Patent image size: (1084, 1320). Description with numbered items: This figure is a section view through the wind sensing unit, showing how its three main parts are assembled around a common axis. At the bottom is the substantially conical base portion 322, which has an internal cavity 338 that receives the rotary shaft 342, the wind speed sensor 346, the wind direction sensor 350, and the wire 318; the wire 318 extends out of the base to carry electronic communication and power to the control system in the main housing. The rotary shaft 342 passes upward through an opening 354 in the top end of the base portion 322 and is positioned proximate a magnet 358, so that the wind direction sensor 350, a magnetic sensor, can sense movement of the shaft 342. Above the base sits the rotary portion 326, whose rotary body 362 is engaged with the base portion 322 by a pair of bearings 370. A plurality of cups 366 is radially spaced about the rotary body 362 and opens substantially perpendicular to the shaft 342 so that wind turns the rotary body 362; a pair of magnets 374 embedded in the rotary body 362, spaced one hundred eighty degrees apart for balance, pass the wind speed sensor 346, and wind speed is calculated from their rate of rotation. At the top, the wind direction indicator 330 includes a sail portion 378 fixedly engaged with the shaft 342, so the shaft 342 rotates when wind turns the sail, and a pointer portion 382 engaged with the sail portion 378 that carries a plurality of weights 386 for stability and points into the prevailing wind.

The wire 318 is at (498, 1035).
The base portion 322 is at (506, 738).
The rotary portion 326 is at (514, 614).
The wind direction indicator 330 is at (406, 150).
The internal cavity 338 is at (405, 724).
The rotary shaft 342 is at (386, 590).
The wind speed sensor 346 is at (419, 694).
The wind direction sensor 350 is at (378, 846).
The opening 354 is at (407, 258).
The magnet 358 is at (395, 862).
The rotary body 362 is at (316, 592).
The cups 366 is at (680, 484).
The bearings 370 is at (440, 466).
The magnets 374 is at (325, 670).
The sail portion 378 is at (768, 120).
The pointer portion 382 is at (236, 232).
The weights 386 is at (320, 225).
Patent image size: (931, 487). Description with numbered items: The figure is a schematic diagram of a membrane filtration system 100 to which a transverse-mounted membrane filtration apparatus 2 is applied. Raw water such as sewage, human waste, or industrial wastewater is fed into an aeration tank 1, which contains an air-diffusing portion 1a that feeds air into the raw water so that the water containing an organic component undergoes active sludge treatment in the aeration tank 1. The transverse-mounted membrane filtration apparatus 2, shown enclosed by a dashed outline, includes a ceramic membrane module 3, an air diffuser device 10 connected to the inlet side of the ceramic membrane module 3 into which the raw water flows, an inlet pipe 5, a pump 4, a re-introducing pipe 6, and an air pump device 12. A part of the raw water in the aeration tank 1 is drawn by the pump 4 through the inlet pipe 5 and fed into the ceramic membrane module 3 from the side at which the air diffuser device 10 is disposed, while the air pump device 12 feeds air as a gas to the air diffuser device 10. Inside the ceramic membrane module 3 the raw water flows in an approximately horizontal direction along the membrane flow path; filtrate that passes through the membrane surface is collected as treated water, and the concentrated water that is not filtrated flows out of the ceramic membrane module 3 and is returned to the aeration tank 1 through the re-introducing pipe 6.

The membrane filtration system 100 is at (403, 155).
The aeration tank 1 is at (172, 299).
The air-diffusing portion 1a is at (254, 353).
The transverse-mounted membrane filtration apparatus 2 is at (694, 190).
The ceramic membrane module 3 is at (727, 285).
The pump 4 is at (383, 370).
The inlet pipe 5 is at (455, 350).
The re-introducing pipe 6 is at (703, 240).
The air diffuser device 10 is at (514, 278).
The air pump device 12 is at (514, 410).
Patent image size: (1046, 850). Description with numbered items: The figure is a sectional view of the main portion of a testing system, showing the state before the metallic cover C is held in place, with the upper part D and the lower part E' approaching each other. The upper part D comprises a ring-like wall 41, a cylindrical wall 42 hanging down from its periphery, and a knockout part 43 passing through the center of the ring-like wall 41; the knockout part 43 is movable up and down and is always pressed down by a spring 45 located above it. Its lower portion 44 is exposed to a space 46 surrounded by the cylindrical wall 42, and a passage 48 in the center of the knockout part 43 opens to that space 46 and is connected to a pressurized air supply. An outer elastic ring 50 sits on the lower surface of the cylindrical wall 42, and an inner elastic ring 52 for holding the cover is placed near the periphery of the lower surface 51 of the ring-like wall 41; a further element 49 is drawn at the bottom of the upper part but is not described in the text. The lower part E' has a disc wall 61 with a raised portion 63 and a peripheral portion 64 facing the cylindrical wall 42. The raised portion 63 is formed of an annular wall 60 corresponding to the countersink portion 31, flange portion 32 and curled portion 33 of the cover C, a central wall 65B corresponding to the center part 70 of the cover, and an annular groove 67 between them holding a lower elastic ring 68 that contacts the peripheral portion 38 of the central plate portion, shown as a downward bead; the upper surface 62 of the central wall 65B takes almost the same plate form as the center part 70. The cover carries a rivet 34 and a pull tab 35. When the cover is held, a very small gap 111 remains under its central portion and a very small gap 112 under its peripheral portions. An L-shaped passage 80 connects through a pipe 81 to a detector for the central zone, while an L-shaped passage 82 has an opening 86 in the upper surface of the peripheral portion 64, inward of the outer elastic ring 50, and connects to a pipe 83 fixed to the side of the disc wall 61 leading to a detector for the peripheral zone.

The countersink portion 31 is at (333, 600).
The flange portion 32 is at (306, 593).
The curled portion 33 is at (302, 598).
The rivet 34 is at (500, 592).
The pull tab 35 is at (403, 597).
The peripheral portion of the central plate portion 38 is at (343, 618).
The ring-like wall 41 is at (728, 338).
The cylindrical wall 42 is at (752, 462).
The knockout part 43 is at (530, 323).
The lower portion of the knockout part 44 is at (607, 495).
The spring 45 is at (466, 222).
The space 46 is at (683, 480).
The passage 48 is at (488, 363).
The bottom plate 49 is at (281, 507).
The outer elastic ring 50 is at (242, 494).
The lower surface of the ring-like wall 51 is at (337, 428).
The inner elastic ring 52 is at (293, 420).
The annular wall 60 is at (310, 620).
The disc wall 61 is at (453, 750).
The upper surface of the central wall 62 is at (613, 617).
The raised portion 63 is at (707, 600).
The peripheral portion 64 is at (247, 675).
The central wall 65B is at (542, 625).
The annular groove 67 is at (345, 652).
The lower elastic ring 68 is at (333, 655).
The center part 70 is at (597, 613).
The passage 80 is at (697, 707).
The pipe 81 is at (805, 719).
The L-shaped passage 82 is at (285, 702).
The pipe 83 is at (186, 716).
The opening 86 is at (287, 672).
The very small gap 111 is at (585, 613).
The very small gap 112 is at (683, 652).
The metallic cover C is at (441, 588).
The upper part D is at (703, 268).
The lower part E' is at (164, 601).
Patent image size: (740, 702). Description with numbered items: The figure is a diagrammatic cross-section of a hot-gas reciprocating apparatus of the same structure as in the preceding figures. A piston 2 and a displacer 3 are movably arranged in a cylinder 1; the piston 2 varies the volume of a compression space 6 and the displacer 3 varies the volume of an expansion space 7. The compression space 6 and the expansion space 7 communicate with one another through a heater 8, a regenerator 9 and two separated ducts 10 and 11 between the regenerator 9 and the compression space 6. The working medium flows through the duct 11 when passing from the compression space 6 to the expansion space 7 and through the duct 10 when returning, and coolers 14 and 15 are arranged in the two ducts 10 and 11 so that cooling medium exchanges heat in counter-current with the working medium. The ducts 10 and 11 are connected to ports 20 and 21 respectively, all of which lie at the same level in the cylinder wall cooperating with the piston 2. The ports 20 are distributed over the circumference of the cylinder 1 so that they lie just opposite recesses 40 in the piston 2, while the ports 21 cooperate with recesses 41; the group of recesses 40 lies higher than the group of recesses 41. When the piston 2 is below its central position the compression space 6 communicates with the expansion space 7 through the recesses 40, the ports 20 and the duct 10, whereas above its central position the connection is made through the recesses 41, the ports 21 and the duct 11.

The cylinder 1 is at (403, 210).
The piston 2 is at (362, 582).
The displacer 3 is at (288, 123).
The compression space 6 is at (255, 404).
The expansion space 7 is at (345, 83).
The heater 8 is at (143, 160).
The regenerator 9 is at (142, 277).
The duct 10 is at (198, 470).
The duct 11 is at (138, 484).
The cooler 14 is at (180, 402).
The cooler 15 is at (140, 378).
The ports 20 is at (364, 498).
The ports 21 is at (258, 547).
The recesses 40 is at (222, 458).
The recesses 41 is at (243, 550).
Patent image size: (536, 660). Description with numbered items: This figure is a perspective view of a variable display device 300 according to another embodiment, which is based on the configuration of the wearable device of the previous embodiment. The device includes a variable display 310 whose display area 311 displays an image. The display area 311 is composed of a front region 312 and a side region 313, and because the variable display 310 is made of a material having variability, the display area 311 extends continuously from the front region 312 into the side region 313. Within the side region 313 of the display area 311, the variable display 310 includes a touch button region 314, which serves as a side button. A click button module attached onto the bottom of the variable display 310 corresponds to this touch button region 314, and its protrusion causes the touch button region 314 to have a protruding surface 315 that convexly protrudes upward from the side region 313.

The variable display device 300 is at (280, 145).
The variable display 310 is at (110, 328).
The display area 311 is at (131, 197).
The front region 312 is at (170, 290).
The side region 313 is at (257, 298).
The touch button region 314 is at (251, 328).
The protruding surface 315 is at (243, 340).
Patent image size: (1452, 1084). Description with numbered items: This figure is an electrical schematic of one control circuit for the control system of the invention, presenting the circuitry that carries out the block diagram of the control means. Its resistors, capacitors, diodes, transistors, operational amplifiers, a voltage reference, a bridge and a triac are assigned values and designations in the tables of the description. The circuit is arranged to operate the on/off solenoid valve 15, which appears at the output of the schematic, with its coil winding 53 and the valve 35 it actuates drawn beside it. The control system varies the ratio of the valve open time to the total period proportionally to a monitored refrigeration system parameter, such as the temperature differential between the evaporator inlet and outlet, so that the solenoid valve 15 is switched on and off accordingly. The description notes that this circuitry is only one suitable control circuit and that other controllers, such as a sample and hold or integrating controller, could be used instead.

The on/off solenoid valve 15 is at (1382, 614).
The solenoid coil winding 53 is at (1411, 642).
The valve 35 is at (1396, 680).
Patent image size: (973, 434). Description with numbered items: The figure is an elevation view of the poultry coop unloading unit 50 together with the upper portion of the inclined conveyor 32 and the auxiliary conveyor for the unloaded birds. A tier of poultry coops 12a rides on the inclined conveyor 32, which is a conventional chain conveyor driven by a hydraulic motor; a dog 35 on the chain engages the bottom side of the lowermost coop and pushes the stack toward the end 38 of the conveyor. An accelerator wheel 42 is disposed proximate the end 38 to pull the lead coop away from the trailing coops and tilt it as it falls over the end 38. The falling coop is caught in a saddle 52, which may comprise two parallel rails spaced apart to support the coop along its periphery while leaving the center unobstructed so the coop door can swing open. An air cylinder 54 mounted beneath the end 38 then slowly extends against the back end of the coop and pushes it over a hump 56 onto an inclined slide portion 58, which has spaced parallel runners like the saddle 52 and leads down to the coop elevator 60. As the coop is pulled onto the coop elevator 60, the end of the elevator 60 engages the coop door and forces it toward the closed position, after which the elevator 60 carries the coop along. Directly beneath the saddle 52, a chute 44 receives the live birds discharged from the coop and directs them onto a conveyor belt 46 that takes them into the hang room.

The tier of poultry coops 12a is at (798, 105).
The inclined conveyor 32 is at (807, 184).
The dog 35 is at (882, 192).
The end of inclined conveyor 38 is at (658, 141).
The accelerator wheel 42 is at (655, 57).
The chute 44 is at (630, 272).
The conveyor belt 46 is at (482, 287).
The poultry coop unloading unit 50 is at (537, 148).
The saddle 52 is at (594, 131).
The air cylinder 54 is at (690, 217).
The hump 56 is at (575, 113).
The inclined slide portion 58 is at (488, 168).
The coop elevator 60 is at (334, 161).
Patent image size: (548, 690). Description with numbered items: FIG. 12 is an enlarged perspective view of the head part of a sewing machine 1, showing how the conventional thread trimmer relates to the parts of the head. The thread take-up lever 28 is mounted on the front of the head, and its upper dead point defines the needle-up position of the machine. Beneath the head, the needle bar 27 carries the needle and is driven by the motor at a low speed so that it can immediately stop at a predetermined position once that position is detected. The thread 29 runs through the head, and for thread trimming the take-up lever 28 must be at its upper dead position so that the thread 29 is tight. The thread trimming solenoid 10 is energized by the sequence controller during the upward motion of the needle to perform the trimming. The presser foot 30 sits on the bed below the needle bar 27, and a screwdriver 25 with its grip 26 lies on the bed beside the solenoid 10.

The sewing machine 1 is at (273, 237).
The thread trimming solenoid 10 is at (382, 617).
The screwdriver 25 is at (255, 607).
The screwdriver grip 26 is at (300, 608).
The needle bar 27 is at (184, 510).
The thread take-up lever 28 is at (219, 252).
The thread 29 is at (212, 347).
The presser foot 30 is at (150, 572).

Short exercise. In the part of the records that opens with the line containing "Patent image size: (1452, 1084)." and closes with the line containing "The on/off solenoid valve 15 is", swap "electrical schematic" for "wiring diagram" and write out only those lines, with nothing else changed.

Full output.
Patent image size: (1452, 1084). Description with numbered items: This figure is an wiring diagram of one control circuit for the control system of the invention, presenting the circuitry that carries out the block diagram of the control means. Its resistors, capacitors, diodes, transistors, operational amplifiers, a voltage reference, a bridge and a triac are assigned values and designations in the tables of the description. The circuit is arranged to operate the on/off solenoid valve 15, which appears at the output of the schematic, with its coil winding 53 and the valve 35 it actuates drawn beside it. The control system varies the ratio of the valve open time to the total period proportionally to a monitored refrigeration system parameter, such as the temperature differential between the evaporator inlet and outlet, so that the solenoid valve 15 is switched on and off accordingly. The description notes that this circuitry is only one suitable control circuit and that other controllers, such as a sample and hold or integrating controller, could be used instead.

The on/off solenoid valve 15 is at (1382, 614).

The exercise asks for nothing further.